▶ [Written task] Copy out every line of the data exactly.

▶ [Records provided]
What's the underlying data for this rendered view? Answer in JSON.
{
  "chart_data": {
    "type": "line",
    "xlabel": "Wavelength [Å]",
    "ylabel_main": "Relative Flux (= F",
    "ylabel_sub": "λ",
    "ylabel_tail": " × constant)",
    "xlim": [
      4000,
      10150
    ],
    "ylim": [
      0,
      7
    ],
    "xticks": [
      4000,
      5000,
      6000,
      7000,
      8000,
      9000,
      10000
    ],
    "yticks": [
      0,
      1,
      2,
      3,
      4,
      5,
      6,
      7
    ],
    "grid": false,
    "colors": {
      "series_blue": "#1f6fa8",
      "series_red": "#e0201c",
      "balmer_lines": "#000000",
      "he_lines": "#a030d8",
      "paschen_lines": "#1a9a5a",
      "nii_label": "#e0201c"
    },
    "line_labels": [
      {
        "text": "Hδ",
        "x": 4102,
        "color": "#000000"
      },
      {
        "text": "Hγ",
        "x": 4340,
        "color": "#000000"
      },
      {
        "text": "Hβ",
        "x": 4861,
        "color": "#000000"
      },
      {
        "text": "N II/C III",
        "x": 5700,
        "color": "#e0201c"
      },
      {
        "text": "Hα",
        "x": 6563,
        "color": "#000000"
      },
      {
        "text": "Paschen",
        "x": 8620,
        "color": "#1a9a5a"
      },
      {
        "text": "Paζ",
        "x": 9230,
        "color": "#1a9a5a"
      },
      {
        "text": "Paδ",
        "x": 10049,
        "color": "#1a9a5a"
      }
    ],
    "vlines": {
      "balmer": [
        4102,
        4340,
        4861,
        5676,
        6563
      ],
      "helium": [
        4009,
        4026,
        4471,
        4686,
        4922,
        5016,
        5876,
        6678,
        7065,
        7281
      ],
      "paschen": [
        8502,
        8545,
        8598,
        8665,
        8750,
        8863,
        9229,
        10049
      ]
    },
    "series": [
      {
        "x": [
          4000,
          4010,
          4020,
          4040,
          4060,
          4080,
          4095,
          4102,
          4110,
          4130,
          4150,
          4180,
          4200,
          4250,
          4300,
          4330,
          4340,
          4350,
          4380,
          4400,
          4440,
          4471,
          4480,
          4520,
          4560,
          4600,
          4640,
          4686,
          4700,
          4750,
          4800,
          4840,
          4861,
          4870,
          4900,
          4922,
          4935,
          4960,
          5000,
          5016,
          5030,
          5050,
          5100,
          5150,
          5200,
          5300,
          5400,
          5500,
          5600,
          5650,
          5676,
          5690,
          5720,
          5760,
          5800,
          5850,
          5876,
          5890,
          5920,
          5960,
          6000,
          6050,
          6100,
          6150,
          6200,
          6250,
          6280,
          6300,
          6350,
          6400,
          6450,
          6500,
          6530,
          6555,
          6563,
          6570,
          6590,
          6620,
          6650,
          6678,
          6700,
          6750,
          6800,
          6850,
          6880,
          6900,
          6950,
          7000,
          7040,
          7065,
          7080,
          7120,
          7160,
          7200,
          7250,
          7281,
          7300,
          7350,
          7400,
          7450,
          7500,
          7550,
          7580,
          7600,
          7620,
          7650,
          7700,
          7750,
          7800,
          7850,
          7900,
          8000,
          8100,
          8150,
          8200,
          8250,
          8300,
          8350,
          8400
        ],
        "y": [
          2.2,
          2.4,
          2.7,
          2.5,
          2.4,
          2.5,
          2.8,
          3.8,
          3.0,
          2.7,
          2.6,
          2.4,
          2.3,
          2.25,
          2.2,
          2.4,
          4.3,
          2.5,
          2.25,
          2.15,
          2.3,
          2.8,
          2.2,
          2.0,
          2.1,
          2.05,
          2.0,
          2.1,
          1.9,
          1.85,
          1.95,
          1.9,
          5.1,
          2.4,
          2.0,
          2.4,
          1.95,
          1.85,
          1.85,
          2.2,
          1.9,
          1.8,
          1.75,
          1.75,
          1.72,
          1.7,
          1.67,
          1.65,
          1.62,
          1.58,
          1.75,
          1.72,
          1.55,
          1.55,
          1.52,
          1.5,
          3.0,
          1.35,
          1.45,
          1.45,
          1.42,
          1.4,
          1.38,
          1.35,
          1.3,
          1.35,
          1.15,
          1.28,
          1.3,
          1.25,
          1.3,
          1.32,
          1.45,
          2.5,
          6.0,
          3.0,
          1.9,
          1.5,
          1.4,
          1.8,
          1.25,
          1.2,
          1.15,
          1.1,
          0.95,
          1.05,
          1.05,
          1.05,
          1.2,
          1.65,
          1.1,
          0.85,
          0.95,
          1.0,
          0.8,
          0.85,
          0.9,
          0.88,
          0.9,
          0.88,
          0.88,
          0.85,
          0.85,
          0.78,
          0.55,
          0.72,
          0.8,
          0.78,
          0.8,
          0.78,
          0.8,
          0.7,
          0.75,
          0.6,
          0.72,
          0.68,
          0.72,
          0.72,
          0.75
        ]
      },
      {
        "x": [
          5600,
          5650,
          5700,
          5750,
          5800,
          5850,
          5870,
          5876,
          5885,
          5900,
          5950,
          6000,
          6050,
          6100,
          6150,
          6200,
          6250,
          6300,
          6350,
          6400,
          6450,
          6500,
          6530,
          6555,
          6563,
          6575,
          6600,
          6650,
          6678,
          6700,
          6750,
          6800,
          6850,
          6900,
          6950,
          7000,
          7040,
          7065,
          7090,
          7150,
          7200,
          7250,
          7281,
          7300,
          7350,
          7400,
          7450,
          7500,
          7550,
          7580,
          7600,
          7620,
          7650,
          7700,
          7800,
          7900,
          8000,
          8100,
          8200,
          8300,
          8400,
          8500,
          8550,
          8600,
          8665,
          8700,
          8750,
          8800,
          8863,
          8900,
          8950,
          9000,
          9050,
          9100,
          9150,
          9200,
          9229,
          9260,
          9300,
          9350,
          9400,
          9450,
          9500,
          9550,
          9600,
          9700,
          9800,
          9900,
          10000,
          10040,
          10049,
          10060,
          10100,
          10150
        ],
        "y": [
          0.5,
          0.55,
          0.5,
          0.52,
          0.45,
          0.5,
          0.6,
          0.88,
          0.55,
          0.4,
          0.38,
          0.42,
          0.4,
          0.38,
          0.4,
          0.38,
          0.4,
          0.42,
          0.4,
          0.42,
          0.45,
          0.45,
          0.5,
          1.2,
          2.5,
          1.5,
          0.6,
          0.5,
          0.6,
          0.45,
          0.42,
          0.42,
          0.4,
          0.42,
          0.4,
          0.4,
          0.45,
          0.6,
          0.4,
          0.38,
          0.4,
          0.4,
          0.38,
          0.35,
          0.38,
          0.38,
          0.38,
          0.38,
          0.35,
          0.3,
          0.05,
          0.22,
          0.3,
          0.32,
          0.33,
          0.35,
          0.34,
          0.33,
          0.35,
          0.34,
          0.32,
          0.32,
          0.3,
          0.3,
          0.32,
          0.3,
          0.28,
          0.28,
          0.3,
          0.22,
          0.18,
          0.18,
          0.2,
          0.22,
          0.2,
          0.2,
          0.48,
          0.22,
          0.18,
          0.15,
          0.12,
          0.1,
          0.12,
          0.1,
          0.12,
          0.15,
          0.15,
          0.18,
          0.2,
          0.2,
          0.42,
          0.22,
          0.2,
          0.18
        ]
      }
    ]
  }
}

▶ [Written solution]
What's the underlying data for this rendered view? Answer in JSON.
{
  "chart_data": {
    "type": "line",
    "xlabel": "Wavelength [Å]",
    "ylabel_main": "Relative Flux (= F",
    "ylabel_sub": "λ",
    "ylabel_tail": " × constant)",
    "xlim": [
      4000,
      10150
    ],
    "ylim": [
      0,
      7
    ],
    "xticks": [
      4000,
      5000,
      6000,
      7000,
      8000,
      9000,
      10000
    ],
    "yticks": [
      0,
      1,
      2,
      3,
      4,
      5,
      6,
      7
    ],
    "grid": false,
    "colors": {
      "series_blue": "#1f6fa8",
      "series_red": "#e0201c",
      "balmer_lines": "#000000",
      "he_lines": "#a030d8",
      "paschen_lines": "#1a9a5a",
      "nii_label": "#e0201c"
    },
    "line_labels": [
      {
        "text": "Hδ",
        "x": 4102,
        "color": "#000000"
      },
      {
        "text": "Hγ",
        "x": 4340,
        "color": "#000000"
      },
      {
        "text": "Hβ",
        "x": 4861,
        "color": "#000000"
      },
      {
        "text": "N II/C III",
        "x": 5700,
        "color": "#e0201c"
      },
      {
        "text": "Hα",
        "x": 6563,
        "color": "#000000"
      },
      {
        "text": "Paschen",
        "x": 8620,
        "color": "#1a9a5a"
      },
      {
        "text": "Paζ",
        "x": 9230,
        "color": "#1a9a5a"
      },
      {
        "text": "Paδ",
        "x": 10049,
        "color": "#1a9a5a"
      }
    ],
    "vlines": {
      "balmer": [
        4102,
        4340,
        4861,
        5676,
        6563
      ],
      "helium": [
        4009,
        4026,
        4471,
        4686,
        4922,
        5016,
        5876,
        6678,
        7065,
        7281
      ],
      "paschen": [
        8502,
        8545,
        8598,
        8665,
        8750,
        8863,
        9229,
        10049
      ]
    },
    "series": [
      {
        "x": [
          4000,
          4010,
          4020,
          4040,
          4060,
          4080,
          4095,
          4102,
          4110,
          4130,
          4150,
          4180,
          4200,
          4250,
          4300,
          4330,
          4340,
          4350,
          4380,
          4400,
          4440,
          4471,
          4480,
          4520,
          4560,
          4600,
          4640,
          4686,
          4700,
          4750,
          4800,
          4840,
          4861,
          4870,
          4900,
          4922,
          4935,
          4960,
          5000,
          5016,
          5030,
          5050,
          5100,
          5150,
          5200,
          5300,
          5400,
          5500,
          5600,
          5650,
          5676,
          5690,
          5720,
          5760,
          5800,
          5850,
          5876,
          5890,
          5920,
          5960,
          6000,
          6050,
          6100,
          6150,
          6200,
          6250,
          6280,
          6300,
          6350,
          6400,
          6450,
          6500,
          6530,
          6555,
          6563,
          6570,
          6590,
          6620,
          6650,
          6678,
          6700,
          6750,
          6800,
          6850,
          6880,
          6900,
          6950,
          7000,
          7040,
          7065,
          7080,
          7120,
          7160,
          7200,
          7250,
          7281,
          7300,
          7350,
          7400,
          7450,
          7500,
          7550,
          7580,
          7600,
          7620,
          7650,
          7700,
          7750,
          7800,
          7850,
          7900,
          8000,
          8100,
          8150,
          8200,
          8250,
          8300,
          8350,
          8400
        ],
        "y": [
          2.2,
          2.4,
          2.7,
          2.5,
          2.4,
          2.5,
          2.8,
          3.8,
          3.0,
          2.7,
          2.6,
          2.4,
          2.3,
          2.25,
          2.2,
          2.4,
          4.3,
          2.5,
          2.25,
          2.15,
          2.3,
          2.8,
          2.2,
          2.0,
          2.1,
          2.05,
          2.0,
          2.1,
          1.9,
          1.85,
          1.95,
          1.9,
          5.1,
          2.4,
          2.0,
          2.4,
          1.95,
          1.85,
          1.85,
          2.2,
          1.9,
          1.8,
          1.75,
          1.75,
          1.72,
          1.7,
          1.67,
          1.65,
          1.62,
          1.58,
          1.75,
          1.72,
          1.55,
          1.55,
          1.52,
          1.5,
          3.0,
          1.35,
          1.45,
          1.45,
          1.42,
          1.4,
          1.38,
          1.35,
          1.3,
          1.35,
          1.15,
          1.28,
          1.3,
          1.25,
          1.3,
          1.32,
          1.45,
          2.5,
          6.0,
          3.0,
          1.9,
          1.5,
          1.4,
          1.8,
          1.25,
          1.2,
          1.15,
          1.1,
          0.95,
          1.05,
          1.05,
          1.05,
          1.2,
          1.65,
          1.1,
          0.85,
          0.95,
          1.0,
          0.8,
          0.85,
          0.9,
          0.88,
          0.9,
          0.88,
          0.88,
          0.85,
          0.85,
          0.78,
          0.55,
          0.72,
          0.8,
          0.78,
          0.8,
          0.78,
          0.8,
          0.7,
          0.75,
          0.6,
          0.72,
          0.68,
          0.72,
          0.72,
          0.75
        ]
      },
      {
        "x": [
          5600,
          5650,
          5700,
          5750,
          5800,
          5850,
          5870,
          5876,
          5885,
          5900,
          5950,
          6000,
          6050,
          6100,
          6150,
          6200,
          6250,
          6300,
          6350,
          6400,
          6450,
          6500,
          6530,
          6555,
          6563,
          6575,
          6600,
          6650,
          6678,
          6700,
          6750,
          6800,
          6850,
          6900,
          6950,
          7000,
          7040,
          7065,
          7090,
          7150,
          7200,
          7250,
          7281,
          7300,
          7350,
          7400,
          7450,
          7500,
          7550,
          7580,
          7600,
          7620,
          7650,
          7700,
          7800,
          7900,
          8000,
          8100,
          8200,
          8300,
          8400,
          8500,
          8550,
          8600,
          8665,
          8700,
          8750,
          8800,
          8863,
          8900,
          8950,
          9000,
          9050,
          9100,
          9150,
          9200,
          9229,
          9260,
          9300,
          9350,
          9400,
          9450,
          9500,
          9550,
          9600,
          9700,
          9800,
          9900,
          10000,
          10040,
          10049,
          10060,
          10100,
          10150
        ],
        "y": [
          0.5,
          0.55,
          0.5,
          0.52,
          0.45,
          0.5,
          0.6,
          0.88,
          0.55,
          0.4,
          0.38,
          0.42,
          0.4,
          0.38,
          0.4,
          0.38,
          0.4,
          0.42,
          0.4,
          0.42,
          0.45,
          0.45,
          0.5,
          1.2,
          2.5,
          1.5,
          0.6,
          0.5,
          0.6,
          0.45,
          0.42,
          0.42,
          0.4,
          0.42,
          0.4,
          0.4,
          0.45,
          0.6,
          0.4,
          0.38,
          0.4,
          0.4,
          0.38,
          0.35,
          0.38,
          0.38,
          0.38,
          0.38,
          0.35,
          0.3,
          0.05,
          0.22,
          0.3,
          0.32,
          0.33,
          0.35,
          0.34,
          0.33,
          0.35,
          0.34,
          0.32,
          0.32,
          0.3,
          0.3,
          0.32,
          0.3,
          0.28,
          0.28,
          0.3,
          0.22,
          0.18,
          0.18,
          0.2,
          0.22,
          0.2,
          0.2,
          0.48,
          0.22,
          0.18,
          0.15,
          0.12,
          0.1,
          0.12,
          0.1,
          0.12,
          0.15,
          0.15,
          0.18,
          0.2,
          0.2,
          0.42,
          0.22,
          0.2,
          0.18
        ]
      }
    ]
  }
}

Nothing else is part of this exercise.